> [REQUIRED TASK] Check every line below for the word "speech" and give only the number of lines where it appears.

[Figure content listings]
## Start

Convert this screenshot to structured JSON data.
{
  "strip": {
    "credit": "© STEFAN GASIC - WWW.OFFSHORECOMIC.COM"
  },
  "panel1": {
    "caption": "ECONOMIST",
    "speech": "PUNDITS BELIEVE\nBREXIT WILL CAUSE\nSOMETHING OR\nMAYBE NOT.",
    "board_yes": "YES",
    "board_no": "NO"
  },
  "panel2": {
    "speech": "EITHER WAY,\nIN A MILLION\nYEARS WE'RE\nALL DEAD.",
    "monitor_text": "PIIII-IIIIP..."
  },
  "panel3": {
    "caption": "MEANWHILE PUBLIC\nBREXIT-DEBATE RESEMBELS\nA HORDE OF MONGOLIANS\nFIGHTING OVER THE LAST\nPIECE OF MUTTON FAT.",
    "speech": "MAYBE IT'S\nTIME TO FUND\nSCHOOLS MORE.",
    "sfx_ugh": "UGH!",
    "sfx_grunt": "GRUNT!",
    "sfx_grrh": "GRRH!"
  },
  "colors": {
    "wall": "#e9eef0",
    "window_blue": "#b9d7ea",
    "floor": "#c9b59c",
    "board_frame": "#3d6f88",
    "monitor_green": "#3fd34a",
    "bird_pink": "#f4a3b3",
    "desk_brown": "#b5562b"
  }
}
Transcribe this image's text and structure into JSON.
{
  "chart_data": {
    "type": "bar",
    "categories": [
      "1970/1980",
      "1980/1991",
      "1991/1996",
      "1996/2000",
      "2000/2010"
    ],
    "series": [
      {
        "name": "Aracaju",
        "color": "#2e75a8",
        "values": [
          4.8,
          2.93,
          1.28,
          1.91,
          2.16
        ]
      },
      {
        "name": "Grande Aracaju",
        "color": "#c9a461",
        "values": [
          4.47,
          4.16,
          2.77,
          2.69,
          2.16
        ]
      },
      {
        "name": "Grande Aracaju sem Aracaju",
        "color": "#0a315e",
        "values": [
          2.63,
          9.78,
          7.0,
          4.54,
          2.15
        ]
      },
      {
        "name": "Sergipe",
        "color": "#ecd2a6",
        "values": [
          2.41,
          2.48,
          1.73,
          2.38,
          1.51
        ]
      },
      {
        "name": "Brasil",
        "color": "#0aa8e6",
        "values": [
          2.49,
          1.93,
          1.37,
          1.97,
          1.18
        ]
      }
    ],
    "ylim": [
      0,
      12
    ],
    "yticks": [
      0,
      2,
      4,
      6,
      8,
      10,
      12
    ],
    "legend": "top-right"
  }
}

## End

> [EXPECTED ANSWER] 3